▶ **提示本文**:
街全体が暗くおぞましい臭気に包まれ、街を歩く人々の目には生気がなくまるでゾンビのようだ。その街並みを駆ける者がいた。
ゴーストライダー。ヘルサイクルに乗らず自らの足で駆ける彼の腕には、少女から女性へと成長したルーシーが抱えられていた。
ルーシーの従姉妹ノーマと共に走るゴーストライダーらを追いかける異形の集団”コラプト”が迫る。奴らはブラックハートに操られて堕落してしまった元人間だ。
成長するにつれて不思議な力を身につけたルーシーはブラックハートに狙われていたのだ。ルーシーの身柄を渡すよう要求するコラプトを蹴散らすゴーストライダーだが、一瞬の油断をつかれてブラックハートの呪いを受けてしまい体を蝕まれ、変身が難しくなってしまった。
ノーマの助けもあり、コラプトを退けた彼らはブラックハートの目が届かない地下道へ逃げ込む。
その頃、ルーシーから助けを求めるテレパシーを受けクライスツ・クラウンへ再びやってきたローガンとフランクの姿があった。
【ブラックハートの再来】
前回の戦いでゴーストライダーたちに敗れ、メフィストの打倒を果たせなかったブラックハート。地獄の王子は正攻法では勝てないこと、ヒーローたちは簡単には自分に協力してくれないことを学んだ。
そこで今回は趣向を変え、先に街とそこに住む心の弱い住人たちを支配し奴隷化。そして不思議な力に目覚め、純粋な心を持つルーシーに自分が正気を失わないようにと伴侶(!?)とすべく目をつけた。

▶ **データ一覧**:

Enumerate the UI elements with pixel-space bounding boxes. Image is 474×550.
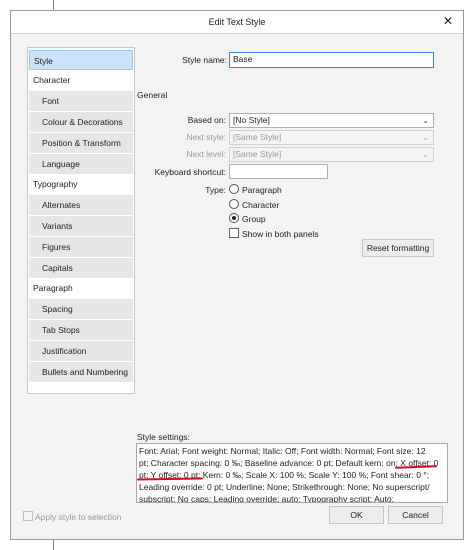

▶ **演習の課題**:
(A) 本文によると、ゴーストライダーはブラックハートの呪いを受けた結果、どのような状態になりましたか。
(B) 次の(i)～(iii)の記述が本文の内容と一致するかどうかを、それぞれ「はい」または「いいえ」で答え、判断の根拠となる本文の語句をそのまま引用してください。
(i) ゴーストライダーはヘルサイクルに乗って街を駆けていた。
(ii) ノーマはルーシーの従姉妹である。
(iii) ローガンとフランクは、ルーシーからのテレパシーを受けてクライスツ・クラウンへやってきた。
(C) 本文のうち「ゴーストライダー。ヘルサイク」から「変身が難しくなってしまった。」までを、両端の語句も含めて正確に書き写してください。
上記の一覧は、この作業では一切用いません。

▶ **演習の解答**:
(A) 体を蝕まれ、変身が難しくなりました。

(B)
(i) いいえ。「ヘルサイクルに乗らず自らの足で駆ける」
(ii) はい。「ルーシーの従姉妹ノーマ」
(iii) はい。「ルーシーから助けを求めるテレパシーを受けクライスツ・クラウンへ再びやってきたローガンとフランクの姿があった」

(C)
ゴーストライダー。ヘルサイクルに乗らず自らの足で駆ける彼の腕には、少女から女性へと成長したルーシーが抱えられていた。
ルーシーの従姉妹ノーマと共に走るゴーストライダーらを追いかける異形の集団”コラプト”が迫る。奴らはブラックハートに操られて堕落してしまった元人間だ。
成長するにつれて不思議な力を身につけたルーシーはブラックハートに狙われていたのだ。ルーシーの身柄を渡すよう要求するコラプトを蹴散らすゴーストライダーだが、一瞬の油断をつかれてブラックハートの呪いを受けてしまい体を蝕まれ、変身が難しくなってしまった。